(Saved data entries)

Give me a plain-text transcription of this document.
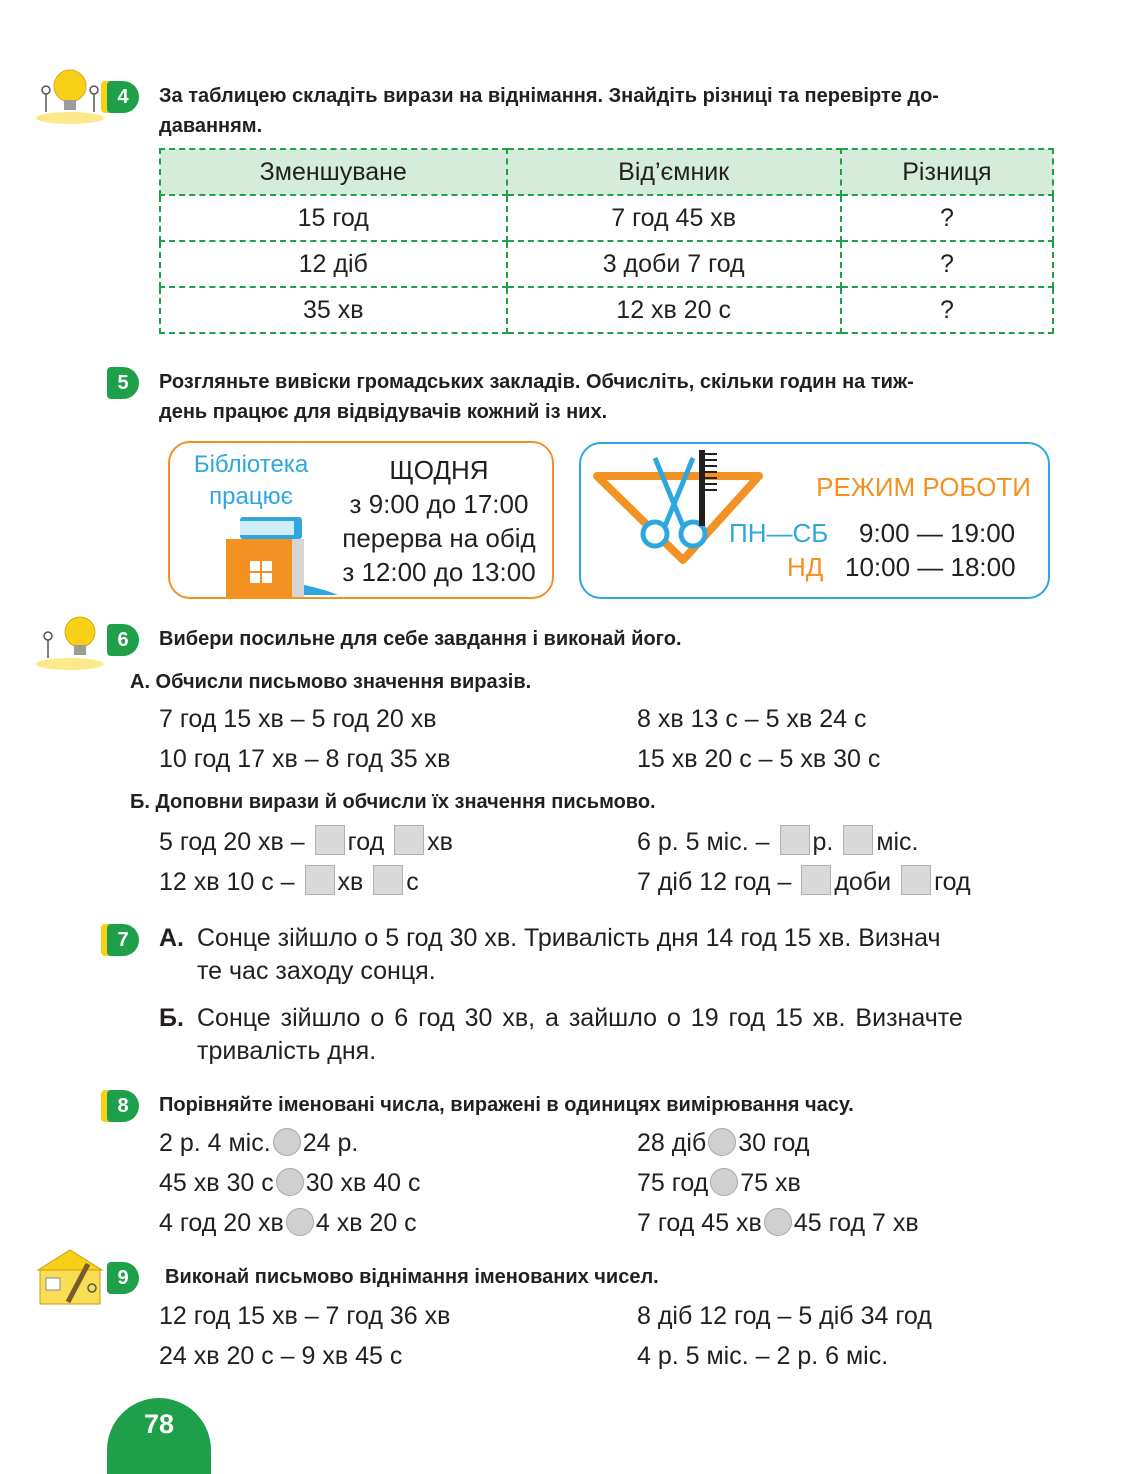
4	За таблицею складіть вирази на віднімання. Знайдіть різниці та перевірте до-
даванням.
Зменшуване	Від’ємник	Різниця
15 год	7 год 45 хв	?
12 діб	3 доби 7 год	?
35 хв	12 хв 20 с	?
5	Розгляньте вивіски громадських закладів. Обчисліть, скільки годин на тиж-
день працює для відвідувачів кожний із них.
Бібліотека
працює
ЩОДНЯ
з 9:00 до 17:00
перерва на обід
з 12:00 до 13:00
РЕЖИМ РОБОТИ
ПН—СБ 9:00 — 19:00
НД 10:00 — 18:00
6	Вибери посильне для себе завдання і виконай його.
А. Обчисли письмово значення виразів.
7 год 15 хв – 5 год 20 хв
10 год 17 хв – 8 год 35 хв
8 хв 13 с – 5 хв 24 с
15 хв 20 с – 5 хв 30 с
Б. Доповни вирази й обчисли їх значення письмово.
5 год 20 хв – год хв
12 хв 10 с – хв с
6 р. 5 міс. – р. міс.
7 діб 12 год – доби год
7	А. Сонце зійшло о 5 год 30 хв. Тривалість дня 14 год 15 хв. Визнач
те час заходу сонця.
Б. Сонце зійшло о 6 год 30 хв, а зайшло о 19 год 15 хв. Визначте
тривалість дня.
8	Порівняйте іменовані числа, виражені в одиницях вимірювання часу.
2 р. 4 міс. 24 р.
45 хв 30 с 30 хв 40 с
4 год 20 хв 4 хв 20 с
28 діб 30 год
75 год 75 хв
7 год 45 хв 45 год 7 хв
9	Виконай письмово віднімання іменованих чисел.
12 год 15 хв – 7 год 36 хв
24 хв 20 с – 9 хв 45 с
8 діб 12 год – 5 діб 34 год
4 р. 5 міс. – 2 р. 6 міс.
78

* [WHAT YOU WILL DO]
From the material above, copy everything exactly but the pictures.

* [WRITTEN ANSWER]
Give me a plain-text transcription of this document.
4	За таблицею складіть вирази на віднімання. Знайдіть різниці та перевірте до-
даванням.
Зменшуване	Від’ємник	Різниця
15 год	7 год 45 хв	?
12 діб	3 доби 7 год	?
35 хв	12 хв 20 с	?
5	Розгляньте вивіски громадських закладів. Обчисліть, скільки годин на тиж-
день працює для відвідувачів кожний із них.
Бібліотека
працює
ЩОДНЯ
з 9:00 до 17:00
перерва на обід
з 12:00 до 13:00
РЕЖИМ РОБОТИ
ПН—СБ 9:00 — 19:00
НД 10:00 — 18:00
6	Вибери посильне для себе завдання і виконай його.
А. Обчисли письмово значення виразів.
7 год 15 хв – 5 год 20 хв
10 год 17 хв – 8 год 35 хв
8 хв 13 с – 5 хв 24 с
15 хв 20 с – 5 хв 30 с
Б. Доповни вирази й обчисли їх значення письмово.
5 год 20 хв – год хв
12 хв 10 с – хв с
6 р. 5 міс. – р. міс.
7 діб 12 год – доби год
7	А. Сонце зійшло о 5 год 30 хв. Тривалість дня 14 год 15 хв. Визнач
те час заходу сонця.
Б. Сонце зійшло о 6 год 30 хв, а зайшло о 19 год 15 хв. Визначте
тривалість дня.
8	Порівняйте іменовані числа, виражені в одиницях вимірювання часу.
2 р. 4 міс. 24 р.
45 хв 30 с 30 хв 40 с
4 год 20 хв 4 хв 20 с
28 діб 30 год
75 год 75 хв
7 год 45 хв 45 год 7 хв
9	Виконай письмово віднімання іменованих чисел.
12 год 15 хв – 7 год 36 хв
24 хв 20 с – 9 хв 45 с
8 діб 12 год – 5 діб 34 год
4 р. 5 міс. – 2 р. 6 міс.
78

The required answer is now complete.